** Begin Supplied records **
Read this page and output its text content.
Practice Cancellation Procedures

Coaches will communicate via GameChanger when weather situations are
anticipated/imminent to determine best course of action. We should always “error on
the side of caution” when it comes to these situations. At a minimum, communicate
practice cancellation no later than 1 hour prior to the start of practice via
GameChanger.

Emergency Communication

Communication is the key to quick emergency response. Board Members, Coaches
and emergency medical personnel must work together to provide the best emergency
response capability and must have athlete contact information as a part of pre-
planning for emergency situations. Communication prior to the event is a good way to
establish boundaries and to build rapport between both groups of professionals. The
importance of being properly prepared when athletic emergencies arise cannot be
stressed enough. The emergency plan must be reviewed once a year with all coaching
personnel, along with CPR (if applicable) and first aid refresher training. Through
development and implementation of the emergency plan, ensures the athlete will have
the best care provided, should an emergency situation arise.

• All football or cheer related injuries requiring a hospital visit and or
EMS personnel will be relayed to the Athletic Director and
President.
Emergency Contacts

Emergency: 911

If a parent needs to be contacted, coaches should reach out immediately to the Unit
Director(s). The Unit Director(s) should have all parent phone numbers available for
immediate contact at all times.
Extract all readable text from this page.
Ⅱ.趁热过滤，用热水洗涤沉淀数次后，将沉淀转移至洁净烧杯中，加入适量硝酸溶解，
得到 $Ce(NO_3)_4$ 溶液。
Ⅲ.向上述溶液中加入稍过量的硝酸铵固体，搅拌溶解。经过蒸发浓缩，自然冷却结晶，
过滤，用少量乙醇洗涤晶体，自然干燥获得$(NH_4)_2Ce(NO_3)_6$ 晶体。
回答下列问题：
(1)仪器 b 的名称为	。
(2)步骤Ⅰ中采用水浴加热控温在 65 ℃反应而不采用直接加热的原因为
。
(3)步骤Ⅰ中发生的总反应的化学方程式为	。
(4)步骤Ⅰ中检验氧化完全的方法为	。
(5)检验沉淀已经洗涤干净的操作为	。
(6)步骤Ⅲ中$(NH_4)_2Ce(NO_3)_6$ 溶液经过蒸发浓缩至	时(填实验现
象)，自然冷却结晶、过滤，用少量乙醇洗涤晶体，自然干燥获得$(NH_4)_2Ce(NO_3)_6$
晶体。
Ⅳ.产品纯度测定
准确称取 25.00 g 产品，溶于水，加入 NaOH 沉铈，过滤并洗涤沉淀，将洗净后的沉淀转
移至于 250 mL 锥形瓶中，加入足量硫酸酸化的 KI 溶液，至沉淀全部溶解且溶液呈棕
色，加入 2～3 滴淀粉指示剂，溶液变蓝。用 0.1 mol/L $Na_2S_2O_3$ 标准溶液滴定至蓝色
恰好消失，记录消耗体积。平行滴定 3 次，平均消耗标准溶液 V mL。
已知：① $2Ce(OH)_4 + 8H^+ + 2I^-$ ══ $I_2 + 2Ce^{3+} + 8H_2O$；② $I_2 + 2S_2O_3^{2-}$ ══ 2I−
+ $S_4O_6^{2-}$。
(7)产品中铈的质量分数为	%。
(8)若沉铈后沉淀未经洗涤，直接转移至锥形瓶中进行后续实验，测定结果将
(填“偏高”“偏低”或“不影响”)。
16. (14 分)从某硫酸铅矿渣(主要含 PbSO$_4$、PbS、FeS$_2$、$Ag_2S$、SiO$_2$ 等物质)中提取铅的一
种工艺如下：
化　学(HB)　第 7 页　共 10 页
** End Supplied records **
What this task involves: Please repeat all the records above exactly as they appear.

The solution:
Read this page and output its text content.
Practice Cancellation Procedures

Coaches will communicate via GameChanger when weather situations are
anticipated/imminent to determine best course of action. We should always “error on
the side of caution” when it comes to these situations. At a minimum, communicate
practice cancellation no later than 1 hour prior to the start of practice via
GameChanger.

Emergency Communication

Communication is the key to quick emergency response. Board Members, Coaches
and emergency medical personnel must work together to provide the best emergency
response capability and must have athlete contact information as a part of pre-
planning for emergency situations. Communication prior to the event is a good way to
establish boundaries and to build rapport between both groups of professionals. The
importance of being properly prepared when athletic emergencies arise cannot be
stressed enough. The emergency plan must be reviewed once a year with all coaching
personnel, along with CPR (if applicable) and first aid refresher training. Through
development and implementation of the emergency plan, ensures the athlete will have
the best care provided, should an emergency situation arise.

• All football or cheer related injuries requiring a hospital visit and or
EMS personnel will be relayed to the Athletic Director and
President.
Emergency Contacts

Emergency: 911

If a parent needs to be contacted, coaches should reach out immediately to the Unit
Director(s). The Unit Director(s) should have all parent phone numbers available for
immediate contact at all times.
Extract all readable text from this page.
Ⅱ.趁热过滤，用热水洗涤沉淀数次后，将沉淀转移至洁净烧杯中，加入适量硝酸溶解，
得到 $Ce(NO_3)_4$ 溶液。
Ⅲ.向上述溶液中加入稍过量的硝酸铵固体，搅拌溶解。经过蒸发浓缩，自然冷却结晶，
过滤，用少量乙醇洗涤晶体，自然干燥获得$(NH_4)_2Ce(NO_3)_6$ 晶体。
回答下列问题：
(1)仪器 b 的名称为	。
(2)步骤Ⅰ中采用水浴加热控温在 65 ℃反应而不采用直接加热的原因为
。
(3)步骤Ⅰ中发生的总反应的化学方程式为	。
(4)步骤Ⅰ中检验氧化完全的方法为	。
(5)检验沉淀已经洗涤干净的操作为	。
(6)步骤Ⅲ中$(NH_4)_2Ce(NO_3)_6$ 溶液经过蒸发浓缩至	时(填实验现
象)，自然冷却结晶、过滤，用少量乙醇洗涤晶体，自然干燥获得$(NH_4)_2Ce(NO_3)_6$
晶体。
Ⅳ.产品纯度测定
准确称取 25.00 g 产品，溶于水，加入 NaOH 沉铈，过滤并洗涤沉淀，将洗净后的沉淀转
移至于 250 mL 锥形瓶中，加入足量硫酸酸化的 KI 溶液，至沉淀全部溶解且溶液呈棕
色，加入 2～3 滴淀粉指示剂，溶液变蓝。用 0.1 mol/L $Na_2S_2O_3$ 标准溶液滴定至蓝色
恰好消失，记录消耗体积。平行滴定 3 次，平均消耗标准溶液 V mL。
已知：① $2Ce(OH)_4 + 8H^+ + 2I^-$ ══ $I_2 + 2Ce^{3+} + 8H_2O$；② $I_2 + 2S_2O_3^{2-}$ ══ 2I−
+ $S_4O_6^{2-}$。
(7)产品中铈的质量分数为	%。
(8)若沉铈后沉淀未经洗涤，直接转移至锥形瓶中进行后续实验，测定结果将
(填“偏高”“偏低”或“不影响”)。
16. (14 分)从某硫酸铅矿渣(主要含 PbSO$_4$、PbS、FeS$_2$、$Ag_2S$、SiO$_2$ 等物质)中提取铅的一
种工艺如下：
化　学(HB)　第 7 页　共 10 页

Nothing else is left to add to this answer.